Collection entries
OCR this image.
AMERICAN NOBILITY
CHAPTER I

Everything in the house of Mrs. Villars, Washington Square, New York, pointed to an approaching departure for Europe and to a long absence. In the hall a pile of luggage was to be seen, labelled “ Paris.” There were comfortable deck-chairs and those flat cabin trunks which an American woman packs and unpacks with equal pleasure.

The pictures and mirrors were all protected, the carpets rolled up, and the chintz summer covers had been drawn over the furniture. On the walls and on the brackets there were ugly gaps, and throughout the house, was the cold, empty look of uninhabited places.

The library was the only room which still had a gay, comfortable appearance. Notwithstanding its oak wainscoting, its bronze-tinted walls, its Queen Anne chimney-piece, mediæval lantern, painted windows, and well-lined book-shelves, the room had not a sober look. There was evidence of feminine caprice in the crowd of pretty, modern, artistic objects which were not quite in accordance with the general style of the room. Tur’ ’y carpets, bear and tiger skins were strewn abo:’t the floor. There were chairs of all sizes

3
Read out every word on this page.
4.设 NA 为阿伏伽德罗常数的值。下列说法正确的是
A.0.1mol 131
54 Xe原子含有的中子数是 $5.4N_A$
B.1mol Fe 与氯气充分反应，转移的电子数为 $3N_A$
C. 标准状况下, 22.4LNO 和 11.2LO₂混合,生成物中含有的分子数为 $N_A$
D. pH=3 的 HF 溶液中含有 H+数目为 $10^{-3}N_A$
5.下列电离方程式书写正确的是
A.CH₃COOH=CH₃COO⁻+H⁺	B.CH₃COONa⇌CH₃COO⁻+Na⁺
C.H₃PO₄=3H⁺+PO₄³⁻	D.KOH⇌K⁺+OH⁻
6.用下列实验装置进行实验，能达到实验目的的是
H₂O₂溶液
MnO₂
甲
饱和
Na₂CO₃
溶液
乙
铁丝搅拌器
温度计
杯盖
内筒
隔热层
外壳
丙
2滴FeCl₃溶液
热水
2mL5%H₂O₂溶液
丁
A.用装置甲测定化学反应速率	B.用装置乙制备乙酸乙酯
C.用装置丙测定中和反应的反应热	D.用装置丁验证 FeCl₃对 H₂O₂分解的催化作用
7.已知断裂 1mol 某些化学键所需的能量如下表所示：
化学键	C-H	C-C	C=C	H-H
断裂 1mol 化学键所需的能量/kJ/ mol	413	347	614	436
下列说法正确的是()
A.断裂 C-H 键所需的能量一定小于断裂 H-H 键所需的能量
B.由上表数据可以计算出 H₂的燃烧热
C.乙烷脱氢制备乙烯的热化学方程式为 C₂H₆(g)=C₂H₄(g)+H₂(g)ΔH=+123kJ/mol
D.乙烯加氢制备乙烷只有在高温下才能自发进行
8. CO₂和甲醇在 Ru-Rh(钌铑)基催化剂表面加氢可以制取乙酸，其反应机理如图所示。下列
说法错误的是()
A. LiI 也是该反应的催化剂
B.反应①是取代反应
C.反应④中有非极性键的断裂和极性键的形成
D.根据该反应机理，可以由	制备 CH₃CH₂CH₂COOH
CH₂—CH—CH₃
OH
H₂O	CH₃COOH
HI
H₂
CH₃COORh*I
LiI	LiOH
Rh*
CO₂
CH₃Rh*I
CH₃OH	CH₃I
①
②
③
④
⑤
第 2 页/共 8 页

» **Required work**
Your task is to quote all of the data word for word.

» **Exercise response**
OCR this image.
AMERICAN NOBILITY
CHAPTER I

Everything in the house of Mrs. Villars, Washington Square, New York, pointed to an approaching departure for Europe and to a long absence. In the hall a pile of luggage was to be seen, labelled “ Paris.” There were comfortable deck-chairs and those flat cabin trunks which an American woman packs and unpacks with equal pleasure.

The pictures and mirrors were all protected, the carpets rolled up, and the chintz summer covers had been drawn over the furniture. On the walls and on the brackets there were ugly gaps, and throughout the house, was the cold, empty look of uninhabited places.

The library was the only room which still had a gay, comfortable appearance. Notwithstanding its oak wainscoting, its bronze-tinted walls, its Queen Anne chimney-piece, mediæval lantern, painted windows, and well-lined book-shelves, the room had not a sober look. There was evidence of feminine caprice in the crowd of pretty, modern, artistic objects which were not quite in accordance with the general style of the room. Tur’ ’y carpets, bear and tiger skins were strewn abo:’t the floor. There were chairs of all sizes

3
Read out every word on this page.
4.设 NA 为阿伏伽德罗常数的值。下列说法正确的是
A.0.1mol 131
54 Xe原子含有的中子数是 $5.4N_A$
B.1mol Fe 与氯气充分反应，转移的电子数为 $3N_A$
C. 标准状况下, 22.4LNO 和 11.2LO₂混合,生成物中含有的分子数为 $N_A$
D. pH=3 的 HF 溶液中含有 H+数目为 $10^{-3}N_A$
5.下列电离方程式书写正确的是
A.CH₃COOH=CH₃COO⁻+H⁺	B.CH₃COONa⇌CH₃COO⁻+Na⁺
C.H₃PO₄=3H⁺+PO₄³⁻	D.KOH⇌K⁺+OH⁻
6.用下列实验装置进行实验，能达到实验目的的是
H₂O₂溶液
MnO₂
甲
饱和
Na₂CO₃
溶液
乙
铁丝搅拌器
温度计
杯盖
内筒
隔热层
外壳
丙
2滴FeCl₃溶液
热水
2mL5%H₂O₂溶液
丁
A.用装置甲测定化学反应速率	B.用装置乙制备乙酸乙酯
C.用装置丙测定中和反应的反应热	D.用装置丁验证 FeCl₃对 H₂O₂分解的催化作用
7.已知断裂 1mol 某些化学键所需的能量如下表所示：
化学键	C-H	C-C	C=C	H-H
断裂 1mol 化学键所需的能量/kJ/ mol	413	347	614	436
下列说法正确的是()
A.断裂 C-H 键所需的能量一定小于断裂 H-H 键所需的能量
B.由上表数据可以计算出 H₂的燃烧热
C.乙烷脱氢制备乙烯的热化学方程式为 C₂H₆(g)=C₂H₄(g)+H₂(g)ΔH=+123kJ/mol
D.乙烯加氢制备乙烷只有在高温下才能自发进行
8. CO₂和甲醇在 Ru-Rh(钌铑)基催化剂表面加氢可以制取乙酸，其反应机理如图所示。下列
说法错误的是()
A. LiI 也是该反应的催化剂
B.反应①是取代反应
C.反应④中有非极性键的断裂和极性键的形成
D.根据该反应机理，可以由	制备 CH₃CH₂CH₂COOH
CH₂—CH—CH₃
OH
H₂O	CH₃COOH
HI
H₂
CH₃COORh*I
LiI	LiOH
Rh*
CO₂
CH₃Rh*I
CH₃OH	CH₃I
①
②
③
④
⑤
第 2 页/共 8 页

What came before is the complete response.